→ Task instructions
**A)** In the debate excerpt on local government finance, by what percentage does revenue support grant for local authorities as a whole increase?
**B)** Summarize the debate excerpt on local government finance in three sentences.
**C)** Continue the debate excerpt on local government finance from the point where it ends.

→ Document
Mr. Lang : It will be such a matter. Accountability is one of the central underlying themes. But throughout last year we heard various Labour councillors and directors of finance estimating outlandish figures such as £529, which was the figure that the finance director of Glasgow estimated. Curiously enough, that estimate emerged in the middle of the local government elections. We have waited until the facts were available to us and then, on the basis of the facts that I am describing now, we have said what the level of community charge would need to be if there was no volume increase in spending by local authorities.

Under the 1987 legislation, authorities now know the

inflation-related increase in their non-domestic rate income next year. They also know, subject to the agreement of the House this evening, their increase in grant income. The increase in revenue support grant for local authorities as a whole is 9.8 per cent. over the rate support grant first payable in respect of the present year. Many authorities will gain a much higher increase than that, and for the high-spending authorities that have incurred grant penalties this year, the actual increase in grant next year, by comparison with what they are receiving this year, will in some cases be very substantial.

Mr. John Maxton (Glasgow, Cathcart) : In view of what he has said about grant penalties, why does the Minister not, even now, write off all the penalties for last year? The Secretary of State for the Environment has said that he will not impose any penalties in the coming financial year simply to allow a better run into the poll tax.

Mr. Lang : As the hon. Gentleman knows, the systems are not the same. It is important to maintain downward pressure on local authority spending. That is why we made it clear at the outset that penalties would remain this year. The English have decided to close down their grant system. The effect of that is that there can be no adjustment, so they will not benefit, as we will, if authorities bring their spending into line, from grant adjustments of some £89 million.

→ Extracted information
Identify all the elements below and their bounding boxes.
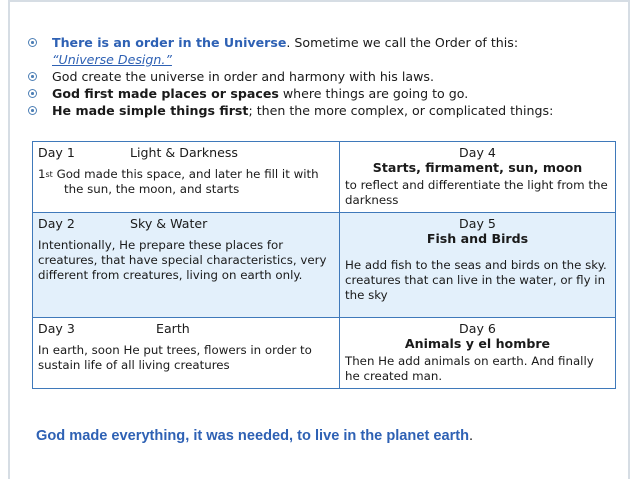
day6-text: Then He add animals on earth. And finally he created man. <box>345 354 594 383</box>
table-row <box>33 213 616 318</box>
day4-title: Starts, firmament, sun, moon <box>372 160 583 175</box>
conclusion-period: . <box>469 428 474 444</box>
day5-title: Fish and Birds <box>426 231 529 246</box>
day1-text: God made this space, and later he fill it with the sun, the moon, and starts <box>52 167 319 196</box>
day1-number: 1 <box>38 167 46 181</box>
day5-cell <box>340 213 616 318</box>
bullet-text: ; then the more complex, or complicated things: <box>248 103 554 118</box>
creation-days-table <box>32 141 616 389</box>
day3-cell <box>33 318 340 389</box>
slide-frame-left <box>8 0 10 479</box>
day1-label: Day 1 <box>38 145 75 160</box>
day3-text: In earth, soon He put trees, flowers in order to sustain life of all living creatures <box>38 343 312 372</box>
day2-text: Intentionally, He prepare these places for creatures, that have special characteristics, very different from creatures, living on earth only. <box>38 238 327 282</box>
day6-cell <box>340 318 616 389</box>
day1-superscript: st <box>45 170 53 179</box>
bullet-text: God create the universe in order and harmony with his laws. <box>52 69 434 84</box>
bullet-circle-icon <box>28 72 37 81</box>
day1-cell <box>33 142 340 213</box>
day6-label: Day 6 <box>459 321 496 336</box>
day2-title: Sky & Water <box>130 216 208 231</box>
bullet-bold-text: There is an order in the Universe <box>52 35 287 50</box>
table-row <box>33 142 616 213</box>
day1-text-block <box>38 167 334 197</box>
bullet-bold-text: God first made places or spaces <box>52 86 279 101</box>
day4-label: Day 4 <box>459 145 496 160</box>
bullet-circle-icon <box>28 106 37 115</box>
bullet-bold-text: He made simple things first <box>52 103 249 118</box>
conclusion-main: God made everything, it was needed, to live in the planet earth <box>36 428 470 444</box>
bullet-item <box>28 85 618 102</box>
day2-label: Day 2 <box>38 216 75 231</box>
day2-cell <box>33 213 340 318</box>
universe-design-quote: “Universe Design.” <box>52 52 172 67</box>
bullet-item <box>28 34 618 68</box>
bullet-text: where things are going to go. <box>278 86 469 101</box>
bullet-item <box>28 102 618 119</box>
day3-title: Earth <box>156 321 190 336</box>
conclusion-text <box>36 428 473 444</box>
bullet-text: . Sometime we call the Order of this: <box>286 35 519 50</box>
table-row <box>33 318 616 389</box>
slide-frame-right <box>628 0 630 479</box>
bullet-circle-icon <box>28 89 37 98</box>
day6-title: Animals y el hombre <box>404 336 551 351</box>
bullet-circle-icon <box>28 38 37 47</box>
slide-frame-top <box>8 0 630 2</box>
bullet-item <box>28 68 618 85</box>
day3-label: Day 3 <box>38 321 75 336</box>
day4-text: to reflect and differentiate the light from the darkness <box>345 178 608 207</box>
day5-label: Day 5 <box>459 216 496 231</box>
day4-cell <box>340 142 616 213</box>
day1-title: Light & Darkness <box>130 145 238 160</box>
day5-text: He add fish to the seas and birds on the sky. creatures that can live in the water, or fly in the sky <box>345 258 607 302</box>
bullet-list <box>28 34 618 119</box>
==
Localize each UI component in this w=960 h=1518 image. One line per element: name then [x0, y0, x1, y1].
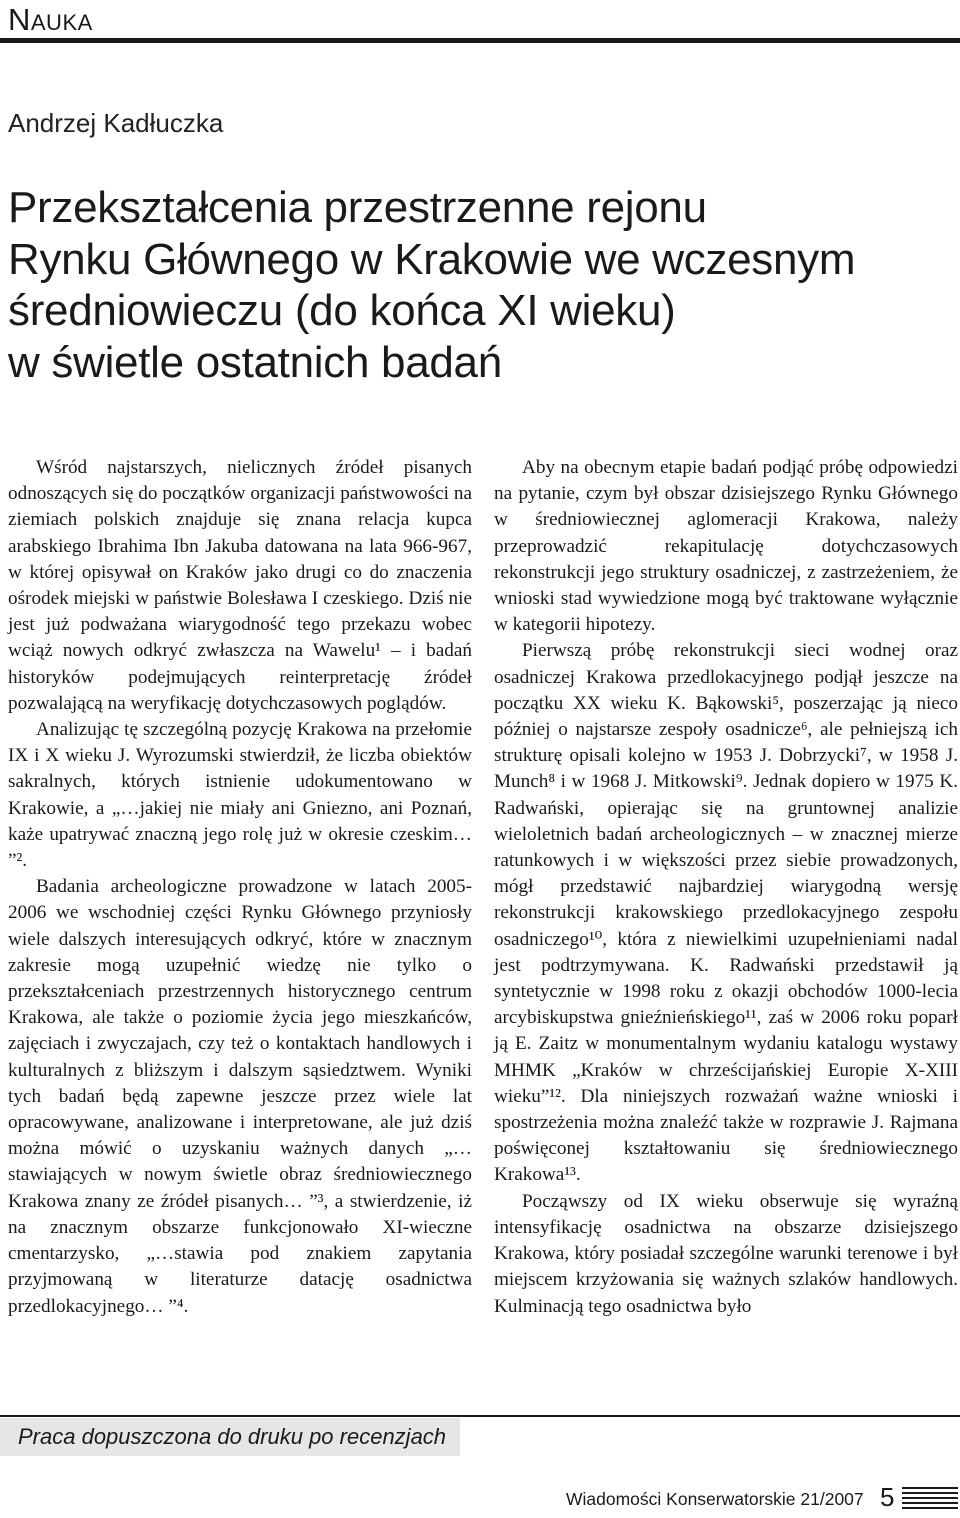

→ Outputs for the tasks
**A)** It increases by 9.8 per cent over the rate support grant first payable in respect of the present year.

**B)** Mr. Lang dismisses earlier estimates by Labour councillors and finance directors, such as Glasgow's £529, as outlandish and says the government stated the needed community charge level only once the facts were available. He notes that authorities now know their inflation-related non-domestic rate income and their grant increase, with revenue support grant up 9.8 per cent overall and much more for some high-spending authorities. When Mr. Maxton asks why last year's grant penalties are not written off, as in England, Mr. Lang replies that the systems differ, that the penalties keep downward pressure on spending, and that Scottish authorities can gain grant adjustments of some £89 million.

**C)**
All that is left for authorities to fix for themselves is the income that they can expect from community charges. It is absolutely clear, therefore, that if authorities propose to maintain the same volume of spending next year as they are planning this year, they ought to charge the level of community charge that my right hon. and learned Friend announced last month. If their charges are higher, the answer is simple--they are increasing the volume of their spending. Their electors are entitled to know that, and that is why we published our estimated figures when we did. As the House will see, the revenue support grant order is a very simple and straightforward document which simply sets out the amount of grant that we propose to pay to each authority. The basis on which these sums have been arrived at is set out in the report. This is in accordance with the provisions of schedule 4 of the 1987 Act.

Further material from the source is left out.